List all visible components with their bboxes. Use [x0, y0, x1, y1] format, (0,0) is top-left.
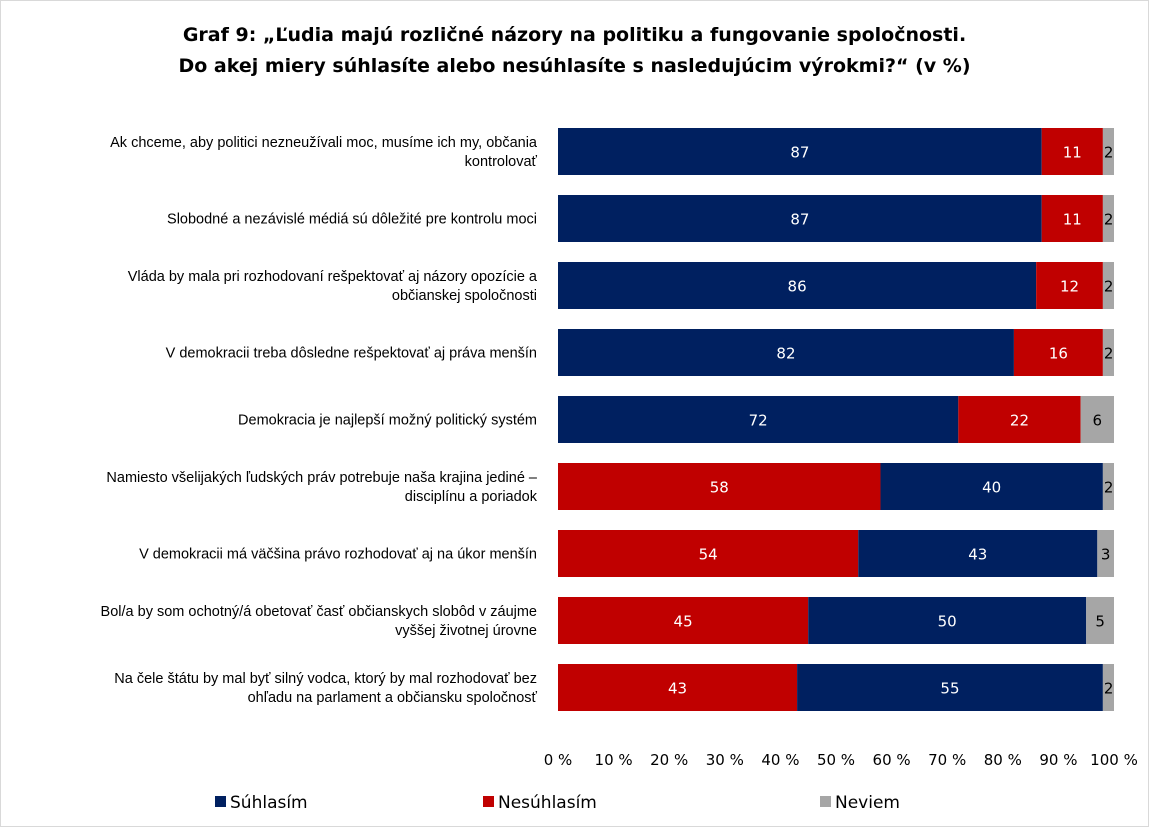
- x-tick-label: 10 %: [595, 751, 633, 769]
- bar-segment-suhlasim: [558, 329, 1014, 376]
- data-label: 82: [776, 345, 795, 363]
- bar-segment-neviem: [1080, 396, 1114, 443]
- x-axis-ticks: 0 % 10 % 20 % 30 % 40 % 50 % 60 % 70 % 80 % 90 % 1…: [544, 751, 1138, 769]
- data-label: 87: [790, 144, 809, 162]
- bar-segment-neviem: [1102, 128, 1114, 175]
- chart-title-line-2: Do akej miery súhlasíte alebo nesúhlasít…: [178, 55, 971, 77]
- category-label: V demokracii treba dôsledne rešpektovať …: [166, 346, 537, 362]
- bar-segment-suhlasim: [558, 128, 1042, 175]
- bar-segment-nesuhlasim: [558, 463, 881, 510]
- data-label: 2: [1104, 345, 1114, 363]
- bar-segment-neviem: [1102, 329, 1114, 376]
- bar-segment-neviem: [1102, 463, 1114, 510]
- bars: 87 11 287 11 286 12 282 16 272 22 658 40 254 43 345 50 5…: [558, 128, 1114, 711]
- category-label: Slobodné a nezávislé médiá sú dôležité p…: [167, 212, 537, 228]
- bar-segment-nesuhlasim: [558, 530, 859, 577]
- x-tick-label: 30 %: [706, 751, 744, 769]
- category-label: Namiesto všelijakých ľudských práv potre…: [106, 470, 538, 486]
- bar-segment-nesuhlasim: [558, 597, 809, 644]
- bar-segment-nesuhlasim: [958, 396, 1081, 443]
- data-label: 22: [1010, 412, 1029, 430]
- data-label: 2: [1104, 479, 1114, 497]
- bar-segment-suhlasim: [808, 597, 1087, 644]
- legend-label: Nesúhlasím: [498, 793, 597, 813]
- bar-segment-suhlasim: [558, 195, 1042, 242]
- category-label: ohľadu na parlament a občiansku spoločno…: [248, 690, 538, 706]
- data-label: 54: [699, 546, 718, 564]
- bar-segment-neviem: [1102, 195, 1114, 242]
- data-label: 2: [1104, 211, 1114, 229]
- category-label: disciplínu a poriadok: [405, 489, 538, 505]
- bar-segment-neviem: [1102, 262, 1114, 309]
- data-label: 5: [1095, 613, 1105, 631]
- category-label: Bol/a by som ochotný/á obetovať časť obč…: [101, 604, 537, 620]
- data-label: 12: [1060, 278, 1079, 296]
- legend-label: Súhlasím: [230, 793, 308, 813]
- category-label: Vláda by mala pri rozhodovaní rešpektova…: [128, 269, 538, 285]
- data-label: 45: [674, 613, 693, 631]
- data-label: 58: [710, 479, 729, 497]
- x-tick-label: 40 %: [761, 751, 799, 769]
- bar-segment-neviem: [1102, 664, 1114, 711]
- data-label: 2: [1104, 144, 1114, 162]
- category-label: Ak chceme, aby politici nezneužívali moc…: [110, 135, 538, 151]
- category-label: občianskej spoločnosti: [392, 288, 537, 304]
- legend-swatch: [483, 796, 494, 807]
- data-label: 72: [749, 412, 768, 430]
- bar-segment-suhlasim: [880, 463, 1103, 510]
- data-label: 40: [982, 479, 1001, 497]
- bar-segment-nesuhlasim: [1041, 128, 1103, 175]
- data-label: 3: [1101, 546, 1111, 564]
- x-tick-label: 0 %: [544, 751, 573, 769]
- x-tick-label: 70 %: [928, 751, 966, 769]
- chart-title: Graf 9: „Ľudia majú rozličné názory na p…: [0, 20, 1149, 82]
- category-label: vyššej životnej úrovne: [395, 623, 537, 639]
- legend-swatch: [215, 796, 226, 807]
- data-label: 43: [968, 546, 987, 564]
- x-tick-label: 90 %: [1039, 751, 1077, 769]
- legend-label: Neviem: [835, 793, 900, 813]
- legend: Súhlasím Nesúhlasím Neviem: [215, 793, 900, 813]
- category-label: Demokracia je najlepší možný politický s…: [238, 413, 537, 429]
- bar-segment-suhlasim: [558, 396, 959, 443]
- bar-segment-nesuhlasim: [1036, 262, 1103, 309]
- bar-segment-nesuhlasim: [1041, 195, 1103, 242]
- data-label: 11: [1063, 144, 1082, 162]
- legend-swatch: [820, 796, 831, 807]
- x-tick-label: 60 %: [873, 751, 911, 769]
- x-tick-label: 100 %: [1090, 751, 1138, 769]
- x-tick-label: 20 %: [650, 751, 688, 769]
- bar-segment-neviem: [1097, 530, 1114, 577]
- x-tick-label: 50 %: [817, 751, 855, 769]
- data-label: 50: [938, 613, 957, 631]
- bar-segment-suhlasim: [797, 664, 1103, 711]
- data-label: 86: [788, 278, 807, 296]
- bar-segment-nesuhlasim: [558, 664, 798, 711]
- bar-segment-nesuhlasim: [1013, 329, 1103, 376]
- category-label: Na čele štátu by mal byť silný vodca, kt…: [114, 671, 537, 687]
- data-label: 2: [1104, 680, 1114, 698]
- bar-segment-neviem: [1086, 597, 1114, 644]
- data-label: 6: [1093, 412, 1103, 430]
- data-label: 16: [1049, 345, 1068, 363]
- data-label: 87: [790, 211, 809, 229]
- chart-title-line-1: Graf 9: „Ľudia majú rozličné názory na p…: [182, 24, 967, 46]
- data-label: 43: [668, 680, 687, 698]
- x-tick-label: 80 %: [984, 751, 1022, 769]
- bar-segment-suhlasim: [558, 262, 1037, 309]
- data-label: 55: [940, 680, 959, 698]
- bar-segment-suhlasim: [858, 530, 1098, 577]
- data-label: 11: [1063, 211, 1082, 229]
- category-label: V demokracii má väčšina právo rozhodovať…: [139, 547, 537, 563]
- data-label: 2: [1104, 278, 1114, 296]
- category-label: kontrolovať: [465, 154, 538, 170]
- category-labels: Ak chceme, aby politici nezneužívali moc…: [101, 135, 538, 706]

# Task to complete:
Rewrite all the lines above, putting "bar-segment-unsure" in place of each "bar-segment-neviem" and leaving everything else as it is. Omit the pictures.

# Response:
List all visible components with their bboxes. Use [x0, y0, x1, y1] format, (0,0) is top-left.
- x-tick-label: 10 %: [595, 751, 633, 769]
- bar-segment-suhlasim: [558, 329, 1014, 376]
- data-label: 82: [776, 345, 795, 363]
- bar-segment-unsure: [1080, 396, 1114, 443]
- x-axis-ticks: 0 % 10 % 20 % 30 % 40 % 50 % 60 % 70 % 80 % 90 % 1…: [544, 751, 1138, 769]
- data-label: 87: [790, 144, 809, 162]
- bar-segment-unsure: [1102, 128, 1114, 175]
- chart-title-line-2: Do akej miery súhlasíte alebo nesúhlasít…: [178, 55, 971, 77]
- category-label: V demokracii treba dôsledne rešpektovať …: [166, 346, 537, 362]
- bar-segment-suhlasim: [558, 128, 1042, 175]
- bar-segment-nesuhlasim: [558, 463, 881, 510]
- data-label: 2: [1104, 345, 1114, 363]
- bar-segment-unsure: [1102, 329, 1114, 376]
- bar-segment-unsure: [1102, 463, 1114, 510]
- bars: 87 11 287 11 286 12 282 16 272 22 658 40 254 43 345 50 5…: [558, 128, 1114, 711]
- category-label: Slobodné a nezávislé médiá sú dôležité p…: [167, 212, 537, 228]
- bar-segment-nesuhlasim: [558, 530, 859, 577]
- x-tick-label: 30 %: [706, 751, 744, 769]
- category-label: Namiesto všelijakých ľudských práv potre…: [106, 470, 538, 486]
- bar-segment-nesuhlasim: [558, 597, 809, 644]
- bar-segment-nesuhlasim: [958, 396, 1081, 443]
- data-label: 22: [1010, 412, 1029, 430]
- data-label: 2: [1104, 479, 1114, 497]
- bar-segment-suhlasim: [808, 597, 1087, 644]
- legend-label: Nesúhlasím: [498, 793, 597, 813]
- bar-segment-suhlasim: [558, 195, 1042, 242]
- category-label: ohľadu na parlament a občiansku spoločno…: [248, 690, 538, 706]
- data-label: 54: [699, 546, 718, 564]
- bar-segment-unsure: [1102, 195, 1114, 242]
- data-label: 2: [1104, 211, 1114, 229]
- category-label: disciplínu a poriadok: [405, 489, 538, 505]
- bar-segment-unsure: [1102, 262, 1114, 309]
- data-label: 5: [1095, 613, 1105, 631]
- category-label: Bol/a by som ochotný/á obetovať časť obč…: [101, 604, 537, 620]
- data-label: 12: [1060, 278, 1079, 296]
- legend-label: Súhlasím: [230, 793, 308, 813]
- category-label: Vláda by mala pri rozhodovaní rešpektova…: [128, 269, 538, 285]
- data-label: 45: [674, 613, 693, 631]
- data-label: 58: [710, 479, 729, 497]
- x-tick-label: 40 %: [761, 751, 799, 769]
- bar-segment-unsure: [1102, 664, 1114, 711]
- data-label: 2: [1104, 144, 1114, 162]
- category-label: Ak chceme, aby politici nezneužívali moc…: [110, 135, 538, 151]
- category-label: občianskej spoločnosti: [392, 288, 537, 304]
- legend-swatch: [483, 796, 494, 807]
- data-label: 72: [749, 412, 768, 430]
- bar-segment-suhlasim: [880, 463, 1103, 510]
- data-label: 40: [982, 479, 1001, 497]
- bar-segment-nesuhlasim: [1041, 128, 1103, 175]
- data-label: 3: [1101, 546, 1111, 564]
- x-tick-label: 0 %: [544, 751, 573, 769]
- x-tick-label: 70 %: [928, 751, 966, 769]
- chart-title: Graf 9: „Ľudia majú rozličné názory na p…: [0, 20, 1149, 82]
- category-label: vyššej životnej úrovne: [395, 623, 537, 639]
- legend-swatch: [215, 796, 226, 807]
- data-label: 43: [968, 546, 987, 564]
- x-tick-label: 90 %: [1039, 751, 1077, 769]
- legend-label: Neviem: [835, 793, 900, 813]
- legend: Súhlasím Nesúhlasím Neviem: [215, 793, 900, 813]
- category-label: Demokracia je najlepší možný politický s…: [238, 413, 537, 429]
- bar-segment-suhlasim: [558, 396, 959, 443]
- bar-segment-nesuhlasim: [1036, 262, 1103, 309]
- bar-segment-nesuhlasim: [1041, 195, 1103, 242]
- data-label: 11: [1063, 144, 1082, 162]
- legend-swatch: [820, 796, 831, 807]
- x-tick-label: 60 %: [873, 751, 911, 769]
- x-tick-label: 100 %: [1090, 751, 1138, 769]
- x-tick-label: 20 %: [650, 751, 688, 769]
- bar-segment-unsure: [1097, 530, 1114, 577]
- x-tick-label: 50 %: [817, 751, 855, 769]
- data-label: 50: [938, 613, 957, 631]
- bar-segment-suhlasim: [797, 664, 1103, 711]
- data-label: 86: [788, 278, 807, 296]
- bar-segment-nesuhlasim: [558, 664, 798, 711]
- bar-segment-nesuhlasim: [1013, 329, 1103, 376]
- category-label: Na čele štátu by mal byť silný vodca, kt…: [114, 671, 537, 687]
- data-label: 2: [1104, 680, 1114, 698]
- bar-segment-unsure: [1086, 597, 1114, 644]
- data-label: 6: [1093, 412, 1103, 430]
- data-label: 16: [1049, 345, 1068, 363]
- data-label: 87: [790, 211, 809, 229]
- chart-title-line-1: Graf 9: „Ľudia majú rozličné názory na p…: [182, 24, 967, 46]
- data-label: 43: [668, 680, 687, 698]
- x-tick-label: 80 %: [984, 751, 1022, 769]
- bar-segment-suhlasim: [558, 262, 1037, 309]
- data-label: 55: [940, 680, 959, 698]
- bar-segment-suhlasim: [858, 530, 1098, 577]
- data-label: 11: [1063, 211, 1082, 229]
- category-label: V demokracii má väčšina právo rozhodovať…: [139, 547, 537, 563]
- data-label: 2: [1104, 278, 1114, 296]
- category-label: kontrolovať: [465, 154, 538, 170]
- category-labels: Ak chceme, aby politici nezneužívali moc…: [101, 135, 538, 706]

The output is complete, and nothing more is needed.